__Problem to work on__: From the passage on faith and knowledge, reproduce the section between "Even scientists start" and "the merely scientific.", inclusive, substituting "colleagues" for "peers".

┌─ Extracted text

In reality, faith is, in a very real sense, the departure point for knowledge, which is what theologian Augustine of Hippo meant when he said, “Seek not to understand so they you may believe; but believe in order that you may understand” (Rowland, p. 181).

The point is this: You always have to start somewhere. There is no detached perspective from which to base all subsequent knowledge. There is always some assumption or some assumptions that you start your search for knowledge with, such as Descarte’s “I think, therefore I am.”

Even scientists start with a body of knowledge that they are taught and examined about before they can get on with their own experiments. They must first be initiated in order to be able to work within the scientific consensus. They follow the scientific method, carefully documenting their results. Others replicate their experiments or check the accuracy of what the new idea predicts with experiments of their own. Then their work must be accepted by a group of peers in order to be considered legitimate by the broader scientific community. These are sensible precautions to follow in the pursuit of knowledge, so let’s examine them in a broader context than the merely scientific.

When we get down to the basics there are three parts to knowledge: individual subjective experience (observation and experimentation), knowledge reached by consensus, and knowledge accepted from authority. Both scientific and religious knowledge are based on all three forms. Rowland describes it this way within a contrived dialogue with a character he calls Sister Celeste. She first points out,

Let us say you happen upon a person on her knees in a church. She appears to be speaking to someone, perhaps only silently. You ask her, “what are you doing?” and she says, “I am talking to God.” You ask, “But how do you know He is listening? And she replies, Because I have had experiences in the past in which my prayers have been answered in various, often surprising and unexpected ways. Moreover, the Holy Scriptures tell me He is listening, and so does the Church and all its greatest thinkers over the past two thousand years.”

Now, if you are a scientist, and if you take no time to reflect, you may say to yourself that this is no proof at all. But I think I have demonstrated that it is indeed proof of a nature very similar to, if not identical with, the proof that undergirds all science. That is to say, empirical, experiential evidence, and the accumulated wisdom of authority.

└─
┌─ Extracted entries

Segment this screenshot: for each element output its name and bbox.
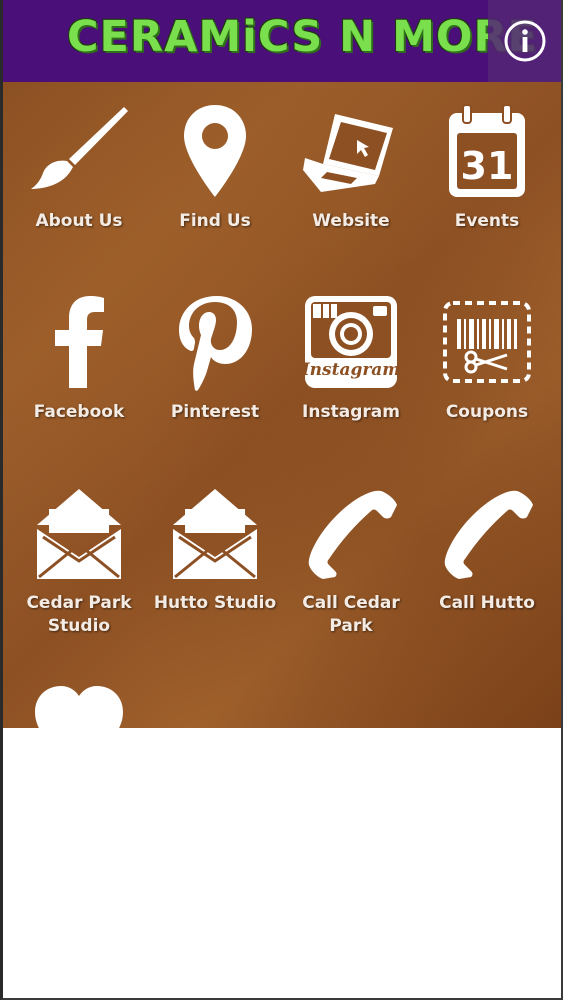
- tile-call-cedar-park[interactable]: Call Cedar Park: [281, 478, 421, 638]
- tile-find-us[interactable]: Find Us: [145, 96, 285, 233]
- instagram-icon: Instagram: [296, 287, 406, 397]
- tile-label: Find Us: [179, 211, 251, 231]
- info-icon: [504, 20, 545, 62]
- phone-icon: [296, 478, 406, 588]
- tile-instagram[interactable]: Instagram Instagram: [281, 287, 421, 424]
- laptop-icon: [296, 96, 406, 206]
- icon-grid-area: About Us Find Us Website 31 Events Faceb…: [3, 82, 561, 728]
- tile-cedar-park-studio[interactable]: Cedar Park Studio: [9, 478, 149, 638]
- tile-label: Facebook: [33, 402, 125, 422]
- phone-icon: [432, 478, 542, 588]
- tile-label: Call Hutto: [439, 593, 535, 613]
- tile-hutto-studio[interactable]: Hutto Studio: [145, 478, 285, 615]
- tile-label: Events: [454, 211, 520, 231]
- tile-label: Call Cedar Park: [302, 593, 400, 636]
- tile-label: Pinterest: [170, 402, 260, 422]
- tile-website[interactable]: Website: [281, 96, 421, 233]
- tile-label: Website: [312, 211, 390, 231]
- app-frame: CERAMiCS N MORE About Us Find Us Website…: [0, 0, 563, 1000]
- tile-facebook[interactable]: Facebook: [9, 287, 149, 424]
- tile-call-hutto[interactable]: Call Hutto: [417, 478, 557, 615]
- paintbrush-icon: [24, 96, 134, 206]
- envelope-icon: [24, 478, 134, 588]
- info-button[interactable]: [488, 0, 561, 82]
- app-header: CERAMiCS N MORE: [3, 0, 561, 82]
- coupon-barcode-icon: [432, 287, 542, 397]
- heart-icon: [24, 672, 134, 728]
- envelope-icon: [160, 478, 270, 588]
- tile-label: About Us: [35, 211, 123, 231]
- pinterest-icon: [160, 287, 270, 397]
- tile-about-us[interactable]: About Us: [9, 96, 149, 233]
- map-pin-icon: [160, 96, 270, 206]
- instagram-wordmark: Instagram: [303, 360, 399, 380]
- empty-area: [3, 728, 561, 998]
- tile-pinterest[interactable]: Pinterest: [145, 287, 285, 424]
- tile-label: Instagram: [302, 402, 400, 422]
- tile-label: Hutto Studio: [153, 593, 277, 613]
- tile-events[interactable]: 31 Events: [417, 96, 557, 233]
- facebook-icon: [24, 287, 134, 397]
- tile-label: Coupons: [445, 402, 529, 422]
- tile-coupons[interactable]: Coupons: [417, 287, 557, 424]
- calendar-icon: 31: [432, 96, 542, 206]
- tile-label: Cedar Park Studio: [26, 593, 132, 636]
- calendar-day: 31: [461, 144, 514, 188]
- tile-favorites[interactable]: [9, 672, 149, 728]
- app-title: CERAMiCS N MORE: [67, 12, 538, 62]
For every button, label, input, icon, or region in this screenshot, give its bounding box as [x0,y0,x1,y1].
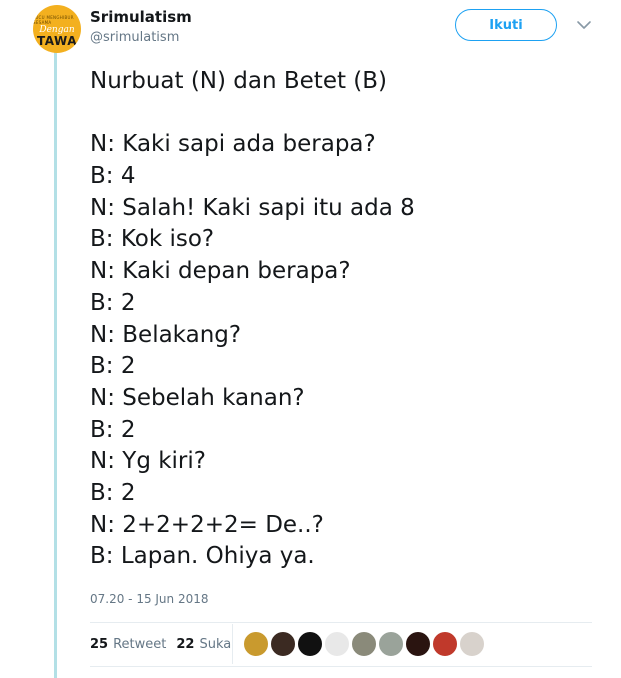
thread-line [54,52,57,678]
tweet-line: N: Sebelah kanan? [90,384,305,411]
user-handle[interactable]: @srimulatism [90,30,179,45]
liker-avatar[interactable] [351,631,377,657]
stats-separator [232,624,233,664]
display-name[interactable]: Srimulatism [90,8,192,26]
follow-button[interactable]: Ikuti [455,9,557,41]
tweet-line: N: Kaki depan berapa? [90,258,351,285]
liker-avatar[interactable] [324,631,350,657]
chevron-down-icon[interactable] [575,18,593,32]
liker-avatar[interactable] [378,631,404,657]
like-label[interactable]: Suka [199,637,231,652]
tweet-line: B: 2 [90,416,136,443]
tweet-line: N: Kaki sapi ada berapa? [90,131,376,158]
avatar[interactable]: LUCU MENGHIBUR SESAMA Dengan TAWA [33,5,81,53]
tweet-timestamp[interactable]: 07.20 - 15 Jun 2018 [90,592,209,606]
tweet-text: Nurbuat (N) dan Betet (B) N: Kaki sapi ad… [90,66,600,573]
avatar-bottom-text: TAWA [37,34,77,48]
liker-avatars [243,631,486,657]
liker-avatar[interactable] [270,631,296,657]
tweet-line: B: 2 [90,289,136,316]
tweet-line: Nurbuat (N) dan Betet (B) [90,68,388,94]
stats-bottom-divider [90,666,592,667]
tweet-line: N: 2+2+2+2= De..? [90,511,324,538]
avatar-small-text: LUCU MENGHIBUR SESAMA [33,15,74,25]
tweet-line [90,98,600,130]
retweet-count[interactable]: 25 [90,637,108,652]
tweet-stats: 25 Retweet 22 Suka [90,630,241,658]
stats-top-divider [90,622,592,623]
tweet-line: B: Kok iso? [90,226,215,253]
tweet-line: N: Belakang? [90,321,242,348]
like-count[interactable]: 22 [176,637,194,652]
tweet-line: B: Lapan. Ohiya ya. [90,543,315,570]
liker-avatar[interactable] [243,631,269,657]
retweet-label[interactable]: Retweet [113,637,166,652]
tweet-line: B: 4 [90,163,136,190]
liker-avatar[interactable] [405,631,431,657]
liker-avatar[interactable] [432,631,458,657]
liker-avatar[interactable] [459,631,485,657]
tweet-line: B: 2 [90,353,136,380]
tweet-line: N: Yg kiri? [90,448,206,475]
tweet-line: N: Salah! Kaki sapi itu ada 8 [90,194,415,221]
liker-avatar[interactable] [297,631,323,657]
tweet-line: B: 2 [90,479,136,506]
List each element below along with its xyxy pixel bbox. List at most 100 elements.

└─

__Task result__:
Even scientists start with a body of knowledge that they are taught and examined about before they can get on with their own experiments. They must first be initiated in order to be able to work within the scientific consensus. They follow the scientific method, carefully documenting their results. Others replicate their experiments or check the accuracy of what the new idea predicts with experiments of their own. Then their work must be accepted by a group of colleagues in order to be considered legitimate by the broader scientific community. These are sensible precautions to follow in the pursuit of knowledge, so let’s examine them in a broader context than the merely scientific.